[What the exercise asks] Type every record exactly as it appears.

[Records provided]

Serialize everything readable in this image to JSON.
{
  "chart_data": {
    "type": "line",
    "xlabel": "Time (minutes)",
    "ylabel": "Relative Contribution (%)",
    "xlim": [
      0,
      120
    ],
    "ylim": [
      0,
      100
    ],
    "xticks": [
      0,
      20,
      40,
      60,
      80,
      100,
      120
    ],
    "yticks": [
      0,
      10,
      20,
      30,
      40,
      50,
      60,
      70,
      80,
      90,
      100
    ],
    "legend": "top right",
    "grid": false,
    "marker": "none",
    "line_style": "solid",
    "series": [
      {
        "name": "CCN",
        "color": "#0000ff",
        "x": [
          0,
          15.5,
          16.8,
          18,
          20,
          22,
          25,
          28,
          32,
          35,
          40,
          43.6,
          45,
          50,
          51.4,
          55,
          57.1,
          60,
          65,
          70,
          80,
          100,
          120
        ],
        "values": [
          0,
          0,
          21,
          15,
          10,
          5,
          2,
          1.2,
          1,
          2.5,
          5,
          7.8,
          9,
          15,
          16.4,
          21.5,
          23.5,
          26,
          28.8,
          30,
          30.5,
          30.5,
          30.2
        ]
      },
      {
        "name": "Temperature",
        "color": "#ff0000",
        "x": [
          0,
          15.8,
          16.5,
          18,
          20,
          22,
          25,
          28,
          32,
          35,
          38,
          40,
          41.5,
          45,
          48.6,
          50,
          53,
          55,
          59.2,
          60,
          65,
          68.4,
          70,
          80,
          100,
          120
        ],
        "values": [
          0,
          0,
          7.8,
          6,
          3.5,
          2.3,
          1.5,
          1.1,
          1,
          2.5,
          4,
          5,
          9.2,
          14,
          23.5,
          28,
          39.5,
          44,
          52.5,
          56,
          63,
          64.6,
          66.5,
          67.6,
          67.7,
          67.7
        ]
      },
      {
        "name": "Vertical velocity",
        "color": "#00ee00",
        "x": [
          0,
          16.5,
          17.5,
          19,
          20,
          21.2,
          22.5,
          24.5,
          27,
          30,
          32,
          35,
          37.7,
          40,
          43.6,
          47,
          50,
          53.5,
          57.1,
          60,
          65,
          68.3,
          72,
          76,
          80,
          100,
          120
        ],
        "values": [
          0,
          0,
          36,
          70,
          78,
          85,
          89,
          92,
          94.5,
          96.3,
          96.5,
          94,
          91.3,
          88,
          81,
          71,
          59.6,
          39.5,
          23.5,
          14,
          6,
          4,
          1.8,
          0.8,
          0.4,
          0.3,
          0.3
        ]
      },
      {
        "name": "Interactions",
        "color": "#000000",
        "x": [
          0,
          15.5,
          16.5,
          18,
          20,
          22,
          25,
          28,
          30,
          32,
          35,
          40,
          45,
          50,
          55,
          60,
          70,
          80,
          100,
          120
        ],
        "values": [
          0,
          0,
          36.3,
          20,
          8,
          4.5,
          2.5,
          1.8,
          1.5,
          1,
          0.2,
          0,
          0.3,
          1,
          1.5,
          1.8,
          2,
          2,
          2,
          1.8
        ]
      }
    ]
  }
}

[Answer for the task]
Serialize everything readable in this image to JSON.
{
  "chart_data": {
    "type": "line",
    "xlabel": "Time (minutes)",
    "ylabel": "Relative Contribution (%)",
    "xlim": [
      0,
      120
    ],
    "ylim": [
      0,
      100
    ],
    "xticks": [
      0,
      20,
      40,
      60,
      80,
      100,
      120
    ],
    "yticks": [
      0,
      10,
      20,
      30,
      40,
      50,
      60,
      70,
      80,
      90,
      100
    ],
    "legend": "top right",
    "grid": false,
    "marker": "none",
    "line_style": "solid",
    "series": [
      {
        "name": "CCN",
        "color": "#0000ff",
        "x": [
          0,
          15.5,
          16.8,
          18,
          20,
          22,
          25,
          28,
          32,
          35,
          40,
          43.6,
          45,
          50,
          51.4,
          55,
          57.1,
          60,
          65,
          70,
          80,
          100,
          120
        ],
        "values": [
          0,
          0,
          21,
          15,
          10,
          5,
          2,
          1.2,
          1,
          2.5,
          5,
          7.8,
          9,
          15,
          16.4,
          21.5,
          23.5,
          26,
          28.8,
          30,
          30.5,
          30.5,
          30.2
        ]
      },
      {
        "name": "Temperature",
        "color": "#ff0000",
        "x": [
          0,
          15.8,
          16.5,
          18,
          20,
          22,
          25,
          28,
          32,
          35,
          38,
          40,
          41.5,
          45,
          48.6,
          50,
          53,
          55,
          59.2,
          60,
          65,
          68.4,
          70,
          80,
          100,
          120
        ],
        "values": [
          0,
          0,
          7.8,
          6,
          3.5,
          2.3,
          1.5,
          1.1,
          1,
          2.5,
          4,
          5,
          9.2,
          14,
          23.5,
          28,
          39.5,
          44,
          52.5,
          56,
          63,
          64.6,
          66.5,
          67.6,
          67.7,
          67.7
        ]
      },
      {
        "name": "Vertical velocity",
        "color": "#00ee00",
        "x": [
          0,
          16.5,
          17.5,
          19,
          20,
          21.2,
          22.5,
          24.5,
          27,
          30,
          32,
          35,
          37.7,
          40,
          43.6,
          47,
          50,
          53.5,
          57.1,
          60,
          65,
          68.3,
          72,
          76,
          80,
          100,
          120
        ],
        "values": [
          0,
          0,
          36,
          70,
          78,
          85,
          89,
          92,
          94.5,
          96.3,
          96.5,
          94,
          91.3,
          88,
          81,
          71,
          59.6,
          39.5,
          23.5,
          14,
          6,
          4,
          1.8,
          0.8,
          0.4,
          0.3,
          0.3
        ]
      },
      {
        "name": "Interactions",
        "color": "#000000",
        "x": [
          0,
          15.5,
          16.5,
          18,
          20,
          22,
          25,
          28,
          30,
          32,
          35,
          40,
          45,
          50,
          55,
          60,
          70,
          80,
          100,
          120
        ],
        "values": [
          0,
          0,
          36.3,
          20,
          8,
          4.5,
          2.5,
          1.8,
          1.5,
          1,
          0.2,
          0,
          0.3,
          1,
          1.5,
          1.8,
          2,
          2,
          2,
          1.8
        ]
      }
    ]
  }
}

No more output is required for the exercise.